§ BRIEF:
Copy each line of the data below exactly, leaving out pictures.

§ Saved entries:
┄┄┄┄┄┄┄┄┄┄┄┄┄┄┄┄┄┄┄┄

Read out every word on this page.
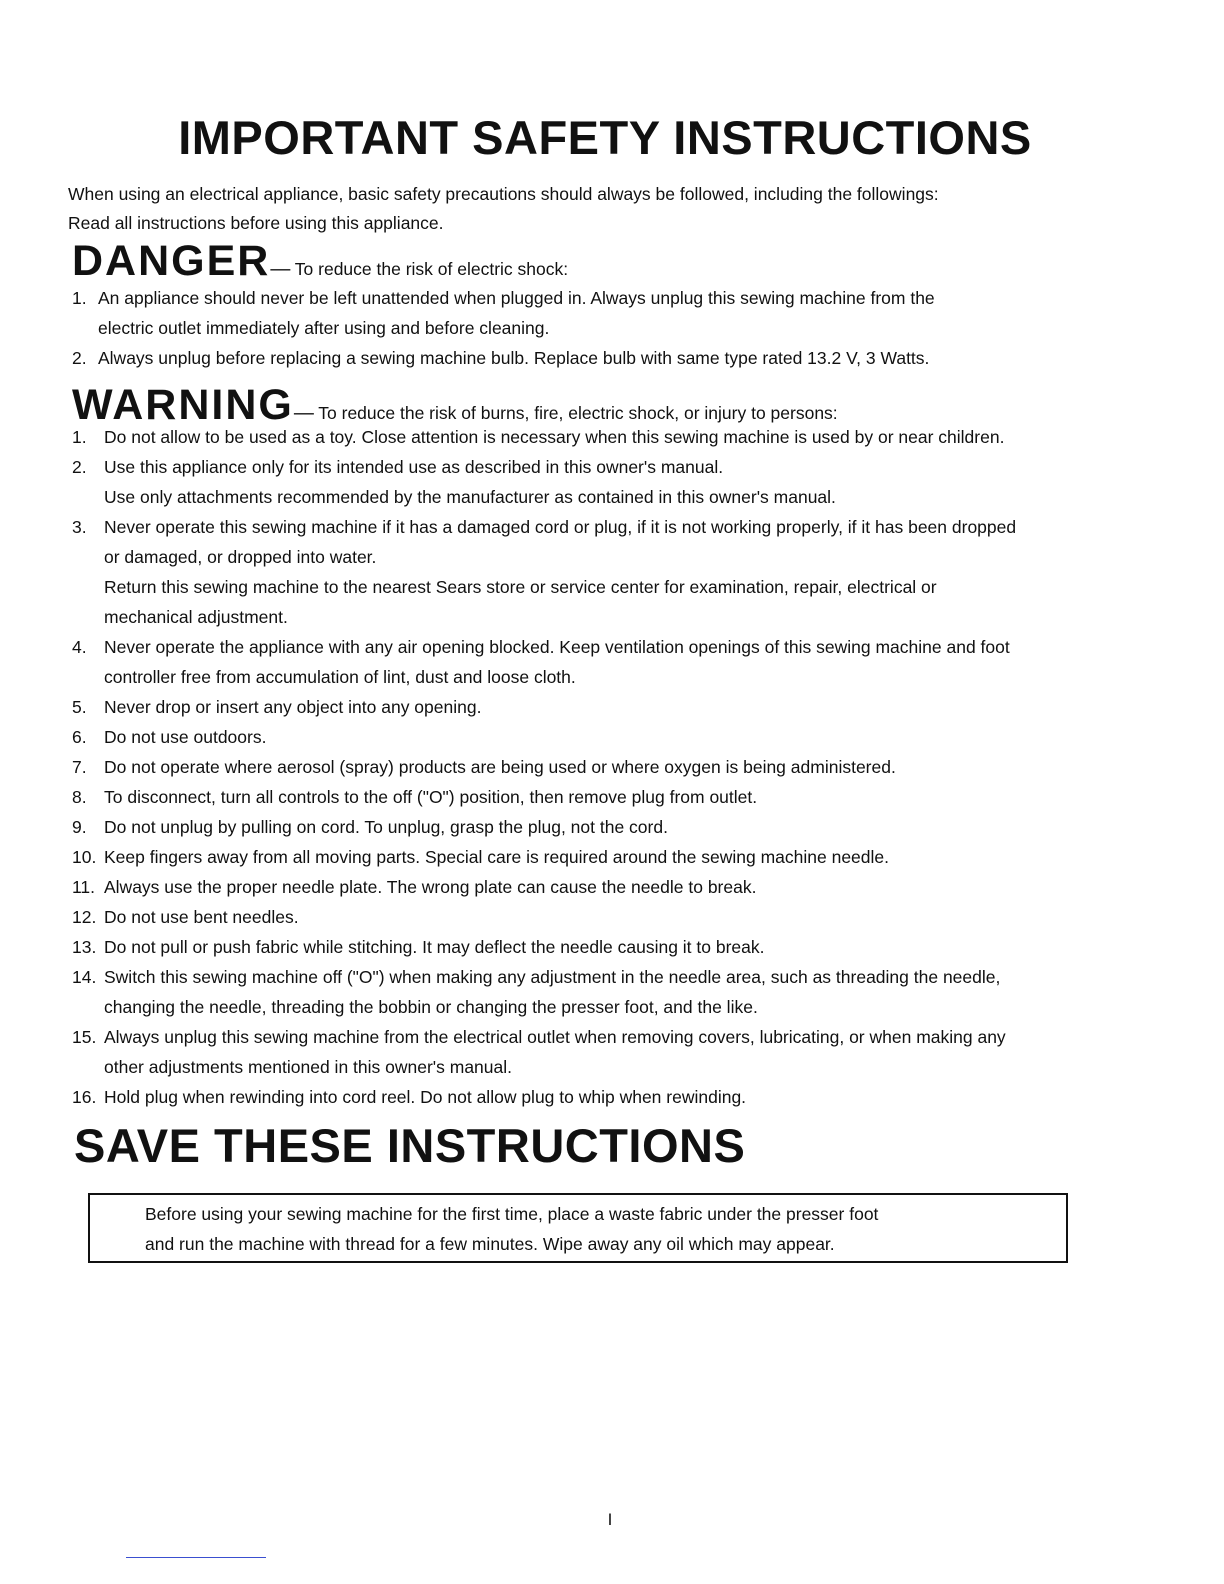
IMPORTANT SAFETY INSTRUCTIONS
When using an electrical appliance, basic safety precautions should always be followed, including the followings:
Read all instructions before using this appliance.
DANGER— To reduce the risk of electric shock:
1. An appliance should never be left unattended when plugged in. Always unplug this sewing machine from the
electric outlet immediately after using and before cleaning.
2. Always unplug before replacing a sewing machine bulb. Replace bulb with same type rated 13.2 V, 3 Watts.
WARNING— To reduce the risk of burns, fire, electric shock, or injury to persons:
1. Do not allow to be used as a toy. Close attention is necessary when this sewing machine is used by or near children.
2. Use this appliance only for its intended use as described in this owner's manual.
Use only attachments recommended by the manufacturer as contained in this owner's manual.
3. Never operate this sewing machine if it has a damaged cord or plug, if it is not working properly, if it has been dropped
or damaged, or dropped into water.
Return this sewing machine to the nearest Sears store or service center for examination, repair, electrical or
mechanical adjustment.
4. Never operate the appliance with any air opening blocked. Keep ventilation openings of this sewing machine and foot
controller free from accumulation of lint, dust and loose cloth.
5. Never drop or insert any object into any opening.
6. Do not use outdoors.
7. Do not operate where aerosol (spray) products are being used or where oxygen is being administered.
8. To disconnect, turn all controls to the off ("O") position, then remove plug from outlet.
9. Do not unplug by pulling on cord. To unplug, grasp the plug, not the cord.
10. Keep fingers away from all moving parts. Special care is required around the sewing machine needle.
11. Always use the proper needle plate. The wrong plate can cause the needle to break.
12. Do not use bent needles.
13. Do not pull or push fabric while stitching. It may deflect the needle causing it to break.
14. Switch this sewing machine off ("O") when making any adjustment in the needle area, such as threading the needle,
changing the needle, threading the bobbin or changing the presser foot, and the like.
15. Always unplug this sewing machine from the electrical outlet when removing covers, lubricating, or when making any
other adjustments mentioned in this owner's manual.
16. Hold plug when rewinding into cord reel. Do not allow plug to whip when rewinding.
SAVE THESE INSTRUCTIONS
Before using your sewing machine for the first time, place a waste fabric under the presser foot
and run the machine with thread for a few minutes. Wipe away any oil which may appear.
I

┄┄┄┄┄┄┄┄┄┄┄┄┄┄┄┄┄┄┄┄

§ FULL RESPONSE:
Read out every word on this page.
IMPORTANT SAFETY INSTRUCTIONS
When using an electrical appliance, basic safety precautions should always be followed, including the followings:
Read all instructions before using this appliance.
DANGER— To reduce the risk of electric shock:
1. An appliance should never be left unattended when plugged in. Always unplug this sewing machine from the
electric outlet immediately after using and before cleaning.
2. Always unplug before replacing a sewing machine bulb. Replace bulb with same type rated 13.2 V, 3 Watts.
WARNING— To reduce the risk of burns, fire, electric shock, or injury to persons:
1. Do not allow to be used as a toy. Close attention is necessary when this sewing machine is used by or near children.
2. Use this appliance only for its intended use as described in this owner's manual.
Use only attachments recommended by the manufacturer as contained in this owner's manual.
3. Never operate this sewing machine if it has a damaged cord or plug, if it is not working properly, if it has been dropped
or damaged, or dropped into water.
Return this sewing machine to the nearest Sears store or service center for examination, repair, electrical or
mechanical adjustment.
4. Never operate the appliance with any air opening blocked. Keep ventilation openings of this sewing machine and foot
controller free from accumulation of lint, dust and loose cloth.
5. Never drop or insert any object into any opening.
6. Do not use outdoors.
7. Do not operate where aerosol (spray) products are being used or where oxygen is being administered.
8. To disconnect, turn all controls to the off ("O") position, then remove plug from outlet.
9. Do not unplug by pulling on cord. To unplug, grasp the plug, not the cord.
10. Keep fingers away from all moving parts. Special care is required around the sewing machine needle.
11. Always use the proper needle plate. The wrong plate can cause the needle to break.
12. Do not use bent needles.
13. Do not pull or push fabric while stitching. It may deflect the needle causing it to break.
14. Switch this sewing machine off ("O") when making any adjustment in the needle area, such as threading the needle,
changing the needle, threading the bobbin or changing the presser foot, and the like.
15. Always unplug this sewing machine from the electrical outlet when removing covers, lubricating, or when making any
other adjustments mentioned in this owner's manual.
16. Hold plug when rewinding into cord reel. Do not allow plug to whip when rewinding.
SAVE THESE INSTRUCTIONS
Before using your sewing machine for the first time, place a waste fabric under the presser foot
and run the machine with thread for a few minutes. Wipe away any oil which may appear.
I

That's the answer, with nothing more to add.